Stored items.
[START]

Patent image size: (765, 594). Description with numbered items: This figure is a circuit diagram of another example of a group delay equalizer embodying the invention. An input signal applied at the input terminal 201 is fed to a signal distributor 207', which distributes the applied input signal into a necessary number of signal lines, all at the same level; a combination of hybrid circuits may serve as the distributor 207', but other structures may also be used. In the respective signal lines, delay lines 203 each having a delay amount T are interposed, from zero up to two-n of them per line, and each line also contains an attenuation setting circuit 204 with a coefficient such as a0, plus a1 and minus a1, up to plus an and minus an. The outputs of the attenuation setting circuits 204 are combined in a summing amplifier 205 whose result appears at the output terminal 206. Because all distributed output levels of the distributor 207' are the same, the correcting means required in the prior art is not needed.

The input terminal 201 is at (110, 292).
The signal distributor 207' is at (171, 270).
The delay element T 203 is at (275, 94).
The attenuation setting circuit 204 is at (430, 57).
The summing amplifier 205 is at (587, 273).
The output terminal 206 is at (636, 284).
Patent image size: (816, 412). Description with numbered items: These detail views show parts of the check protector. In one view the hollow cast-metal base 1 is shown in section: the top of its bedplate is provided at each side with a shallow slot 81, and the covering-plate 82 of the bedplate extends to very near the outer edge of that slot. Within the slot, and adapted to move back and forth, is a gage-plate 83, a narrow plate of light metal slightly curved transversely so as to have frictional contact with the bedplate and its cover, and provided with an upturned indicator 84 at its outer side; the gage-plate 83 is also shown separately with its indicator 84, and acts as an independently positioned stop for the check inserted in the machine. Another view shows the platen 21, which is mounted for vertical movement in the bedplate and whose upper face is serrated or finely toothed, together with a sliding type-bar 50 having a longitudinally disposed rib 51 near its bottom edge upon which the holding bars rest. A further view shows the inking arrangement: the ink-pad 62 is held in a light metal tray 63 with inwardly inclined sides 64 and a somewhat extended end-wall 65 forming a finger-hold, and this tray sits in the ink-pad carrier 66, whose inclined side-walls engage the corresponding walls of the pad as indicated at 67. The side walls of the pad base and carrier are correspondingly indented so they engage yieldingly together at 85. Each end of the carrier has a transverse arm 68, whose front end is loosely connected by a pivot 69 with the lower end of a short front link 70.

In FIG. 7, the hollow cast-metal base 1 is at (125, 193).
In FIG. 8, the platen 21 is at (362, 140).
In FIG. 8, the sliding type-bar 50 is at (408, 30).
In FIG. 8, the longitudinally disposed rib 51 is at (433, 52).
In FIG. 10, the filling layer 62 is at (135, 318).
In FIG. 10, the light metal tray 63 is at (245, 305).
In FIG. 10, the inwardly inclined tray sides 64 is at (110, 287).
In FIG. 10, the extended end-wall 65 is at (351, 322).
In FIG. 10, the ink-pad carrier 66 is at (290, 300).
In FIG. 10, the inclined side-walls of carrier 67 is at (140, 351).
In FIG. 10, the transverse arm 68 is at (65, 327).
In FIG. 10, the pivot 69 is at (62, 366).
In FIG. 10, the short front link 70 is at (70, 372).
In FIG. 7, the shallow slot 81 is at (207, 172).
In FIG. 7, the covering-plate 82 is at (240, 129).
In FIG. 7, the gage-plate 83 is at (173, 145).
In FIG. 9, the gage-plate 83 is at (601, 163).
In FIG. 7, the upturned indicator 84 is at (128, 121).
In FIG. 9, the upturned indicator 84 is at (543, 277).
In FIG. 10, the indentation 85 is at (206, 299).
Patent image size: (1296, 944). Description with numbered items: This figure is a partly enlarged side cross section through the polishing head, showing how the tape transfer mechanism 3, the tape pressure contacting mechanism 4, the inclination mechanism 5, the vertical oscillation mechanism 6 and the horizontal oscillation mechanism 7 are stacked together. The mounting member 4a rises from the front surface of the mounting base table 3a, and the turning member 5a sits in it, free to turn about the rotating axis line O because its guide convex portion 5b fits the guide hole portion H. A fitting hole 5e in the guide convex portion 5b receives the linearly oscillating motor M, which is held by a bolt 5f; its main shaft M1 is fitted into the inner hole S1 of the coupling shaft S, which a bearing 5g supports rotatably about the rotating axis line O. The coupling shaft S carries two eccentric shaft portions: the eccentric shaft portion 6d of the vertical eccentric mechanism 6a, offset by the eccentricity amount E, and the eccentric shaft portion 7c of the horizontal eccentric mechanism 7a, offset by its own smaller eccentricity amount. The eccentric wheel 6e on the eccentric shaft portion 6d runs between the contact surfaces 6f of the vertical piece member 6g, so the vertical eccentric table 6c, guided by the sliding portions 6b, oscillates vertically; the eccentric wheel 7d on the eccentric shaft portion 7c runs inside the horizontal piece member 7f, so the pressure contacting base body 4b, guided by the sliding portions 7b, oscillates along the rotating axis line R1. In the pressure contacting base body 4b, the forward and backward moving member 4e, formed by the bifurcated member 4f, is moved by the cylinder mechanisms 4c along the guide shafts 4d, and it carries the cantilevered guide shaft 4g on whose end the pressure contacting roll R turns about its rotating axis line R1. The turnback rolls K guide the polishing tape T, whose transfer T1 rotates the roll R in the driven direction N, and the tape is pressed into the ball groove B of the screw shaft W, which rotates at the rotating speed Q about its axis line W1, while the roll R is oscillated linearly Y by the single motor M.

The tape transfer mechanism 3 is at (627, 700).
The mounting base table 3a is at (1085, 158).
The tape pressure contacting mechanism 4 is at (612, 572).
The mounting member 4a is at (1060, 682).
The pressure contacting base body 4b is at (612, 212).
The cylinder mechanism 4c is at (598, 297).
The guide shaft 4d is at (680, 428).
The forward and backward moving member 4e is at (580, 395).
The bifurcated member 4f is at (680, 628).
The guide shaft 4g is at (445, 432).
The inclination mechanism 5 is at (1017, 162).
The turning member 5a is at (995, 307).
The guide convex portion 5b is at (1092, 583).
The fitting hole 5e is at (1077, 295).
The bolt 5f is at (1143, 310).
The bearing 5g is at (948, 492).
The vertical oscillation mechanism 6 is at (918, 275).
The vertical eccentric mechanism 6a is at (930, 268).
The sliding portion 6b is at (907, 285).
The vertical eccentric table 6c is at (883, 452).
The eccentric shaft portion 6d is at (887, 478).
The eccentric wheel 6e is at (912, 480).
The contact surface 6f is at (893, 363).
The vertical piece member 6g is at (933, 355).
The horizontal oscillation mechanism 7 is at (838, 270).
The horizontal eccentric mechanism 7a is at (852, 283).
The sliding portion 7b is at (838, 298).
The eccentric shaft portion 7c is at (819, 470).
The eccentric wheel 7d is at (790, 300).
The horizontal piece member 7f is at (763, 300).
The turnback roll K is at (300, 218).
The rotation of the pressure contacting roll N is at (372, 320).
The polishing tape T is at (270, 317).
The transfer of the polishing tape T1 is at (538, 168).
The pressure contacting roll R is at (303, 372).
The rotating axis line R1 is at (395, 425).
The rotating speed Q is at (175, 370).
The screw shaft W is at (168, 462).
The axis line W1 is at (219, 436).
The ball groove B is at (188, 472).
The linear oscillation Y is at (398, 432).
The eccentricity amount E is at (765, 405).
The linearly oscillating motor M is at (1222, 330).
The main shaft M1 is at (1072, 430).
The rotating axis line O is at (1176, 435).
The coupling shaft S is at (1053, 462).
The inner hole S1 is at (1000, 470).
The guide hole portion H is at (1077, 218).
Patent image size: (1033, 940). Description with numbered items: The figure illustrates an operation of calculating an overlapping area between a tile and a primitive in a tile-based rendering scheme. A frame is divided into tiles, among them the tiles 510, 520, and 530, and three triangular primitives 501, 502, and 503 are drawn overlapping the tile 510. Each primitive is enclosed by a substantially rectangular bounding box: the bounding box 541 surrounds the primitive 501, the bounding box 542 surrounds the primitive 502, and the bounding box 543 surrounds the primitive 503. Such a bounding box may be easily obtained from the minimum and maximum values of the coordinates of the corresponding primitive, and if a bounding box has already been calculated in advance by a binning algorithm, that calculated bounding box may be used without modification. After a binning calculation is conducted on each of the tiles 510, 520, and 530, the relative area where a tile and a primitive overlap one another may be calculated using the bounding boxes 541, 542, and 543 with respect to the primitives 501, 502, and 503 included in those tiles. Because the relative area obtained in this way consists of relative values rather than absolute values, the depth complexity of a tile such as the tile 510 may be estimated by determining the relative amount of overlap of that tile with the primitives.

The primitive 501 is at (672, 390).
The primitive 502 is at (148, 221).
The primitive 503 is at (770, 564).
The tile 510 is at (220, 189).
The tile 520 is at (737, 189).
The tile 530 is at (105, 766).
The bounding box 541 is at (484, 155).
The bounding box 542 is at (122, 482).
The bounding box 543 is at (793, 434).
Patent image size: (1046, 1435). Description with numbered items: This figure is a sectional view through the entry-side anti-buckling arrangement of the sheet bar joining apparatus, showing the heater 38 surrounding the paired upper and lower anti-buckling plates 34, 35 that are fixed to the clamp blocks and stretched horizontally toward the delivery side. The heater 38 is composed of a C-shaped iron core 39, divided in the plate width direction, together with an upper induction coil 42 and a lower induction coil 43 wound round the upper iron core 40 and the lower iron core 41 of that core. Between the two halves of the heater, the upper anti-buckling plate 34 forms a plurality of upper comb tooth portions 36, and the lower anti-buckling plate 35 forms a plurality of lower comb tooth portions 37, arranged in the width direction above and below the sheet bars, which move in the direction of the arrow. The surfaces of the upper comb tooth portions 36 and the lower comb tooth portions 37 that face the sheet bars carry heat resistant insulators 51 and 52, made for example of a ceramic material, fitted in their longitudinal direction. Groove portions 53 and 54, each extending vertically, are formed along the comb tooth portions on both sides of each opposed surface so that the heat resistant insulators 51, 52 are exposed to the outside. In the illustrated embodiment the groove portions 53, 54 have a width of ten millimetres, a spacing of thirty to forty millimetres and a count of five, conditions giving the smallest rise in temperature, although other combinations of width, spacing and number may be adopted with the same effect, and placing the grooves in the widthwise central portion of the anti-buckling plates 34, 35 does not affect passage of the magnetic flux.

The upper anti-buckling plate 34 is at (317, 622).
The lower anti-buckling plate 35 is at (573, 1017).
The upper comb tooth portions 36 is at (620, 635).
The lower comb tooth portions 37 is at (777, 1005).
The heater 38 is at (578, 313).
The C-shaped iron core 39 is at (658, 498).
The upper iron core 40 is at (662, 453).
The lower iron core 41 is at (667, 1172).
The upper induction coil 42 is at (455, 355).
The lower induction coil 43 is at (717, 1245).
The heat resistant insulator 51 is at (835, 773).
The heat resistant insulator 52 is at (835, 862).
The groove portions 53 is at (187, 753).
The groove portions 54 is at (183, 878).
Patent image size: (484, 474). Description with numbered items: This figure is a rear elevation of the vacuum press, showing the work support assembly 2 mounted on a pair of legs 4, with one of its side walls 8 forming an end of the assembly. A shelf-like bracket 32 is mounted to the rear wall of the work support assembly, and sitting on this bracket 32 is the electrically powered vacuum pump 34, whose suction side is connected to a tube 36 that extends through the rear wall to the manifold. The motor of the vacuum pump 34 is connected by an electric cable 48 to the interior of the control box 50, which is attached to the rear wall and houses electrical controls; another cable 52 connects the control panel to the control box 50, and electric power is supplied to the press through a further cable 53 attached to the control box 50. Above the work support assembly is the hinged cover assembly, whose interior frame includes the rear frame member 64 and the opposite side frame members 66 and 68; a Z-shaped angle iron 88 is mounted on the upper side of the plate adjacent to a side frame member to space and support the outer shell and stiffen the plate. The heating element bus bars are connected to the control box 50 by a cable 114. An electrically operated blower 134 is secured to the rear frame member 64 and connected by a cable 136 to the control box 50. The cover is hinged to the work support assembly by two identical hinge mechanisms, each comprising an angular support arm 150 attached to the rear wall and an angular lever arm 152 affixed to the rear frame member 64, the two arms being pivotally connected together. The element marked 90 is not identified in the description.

[END]

OBJECTIVE. Reproduce the entries from the very first line through the line containing "The output terminal 206 is at (636, 284).", substituting "phase equalizer" for "group delay equalizer" and leaving every other character as it is.

THE RESULT.
Patent image size: (765, 594). Description with numbered items: This figure is a circuit diagram of another example of a phase equalizer embodying the invention. An input signal applied at the input terminal 201 is fed to a signal distributor 207', which distributes the applied input signal into a necessary number of signal lines, all at the same level; a combination of hybrid circuits may serve as the distributor 207', but other structures may also be used. In the respective signal lines, delay lines 203 each having a delay amount T are interposed, from zero up to two-n of them per line, and each line also contains an attenuation setting circuit 204 with a coefficient such as a0, plus a1 and minus a1, up to plus an and minus an. The outputs of the attenuation setting circuits 204 are combined in a summing amplifier 205 whose result appears at the output terminal 206. Because all distributed output levels of the distributor 207' are the same, the correcting means required in the prior art is not needed.

The input terminal 201 is at (110, 292).
The signal distributor 207' is at (171, 270).
The delay element T 203 is at (275, 94).
The attenuation setting circuit 204 is at (430, 57).
The summing amplifier 205 is at (587, 273).
The output terminal 206 is at (636, 284).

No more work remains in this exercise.